Pick out every line of the material that contains the string "text", matching its case exactly, and copy each of those lines.
- - -
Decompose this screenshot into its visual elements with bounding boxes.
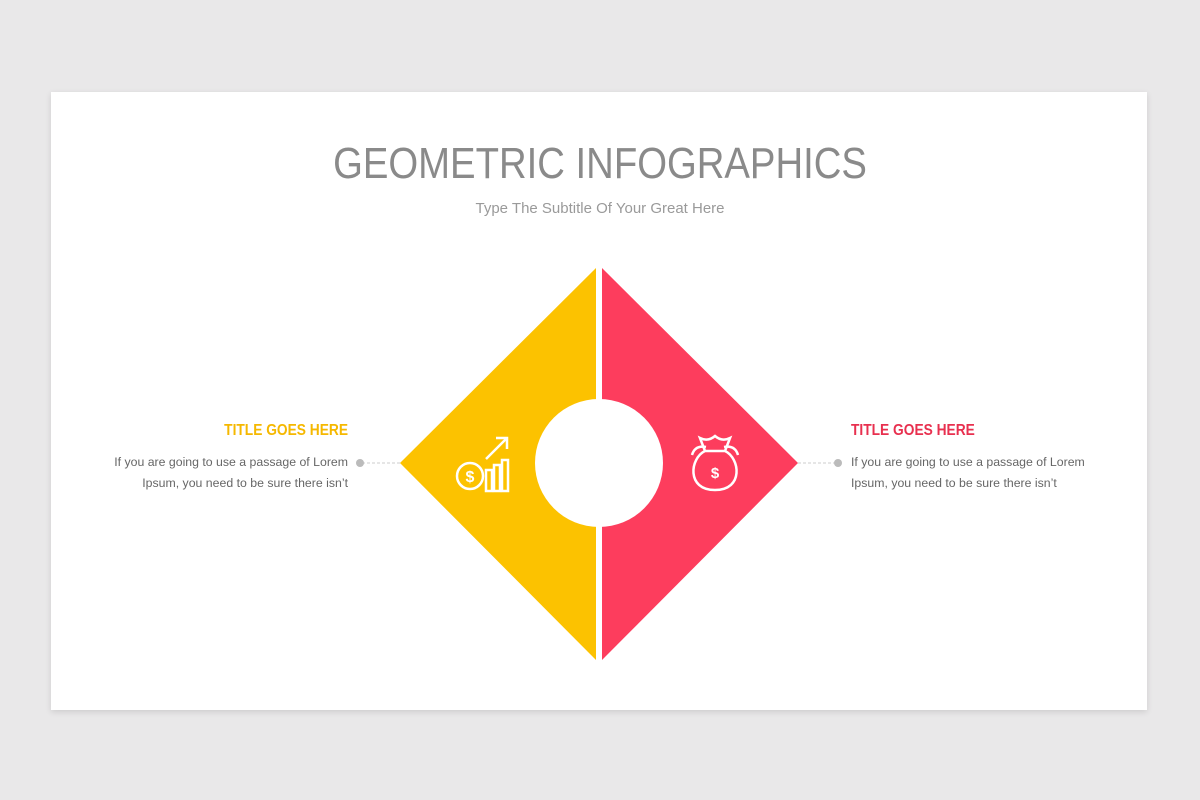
left body	[114, 455, 348, 490]
connector left	[356, 459, 400, 467]
card panel	[51, 92, 1147, 710]
yellow half	[400, 268, 596, 660]
subtitle: Type The Subtitle Of Your Great Here	[475, 200, 725, 217]
right body: If you are going to use a passage of Lorem	[851, 455, 1085, 469]
left heading: TITLE GOES HERE	[224, 422, 348, 439]
left body: If you are going to use a passage of Lorem	[114, 455, 348, 469]
red half	[602, 268, 798, 660]
right text block	[851, 422, 1085, 490]
connector right	[798, 459, 842, 467]
left text block	[114, 422, 348, 490]
icon: coin growth: $	[466, 469, 475, 486]
center circle	[535, 399, 663, 527]
icon: coin growth	[457, 438, 508, 491]
icon: money bag	[692, 436, 738, 490]
title: GEOMETRIC INFOGRAPHICS	[333, 139, 867, 188]
right body	[851, 455, 1085, 490]
icon: money bag: $	[711, 465, 720, 482]
left body: Ipsum, you need to be sure there isn’t	[142, 476, 348, 490]
right body: Ipsum, you need to be sure there isn’t	[851, 476, 1057, 490]
right heading: TITLE GOES HERE	[851, 422, 975, 439]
- - -
## The response
right text block	[851, 422, 1085, 490]
left text block	[114, 422, 348, 490]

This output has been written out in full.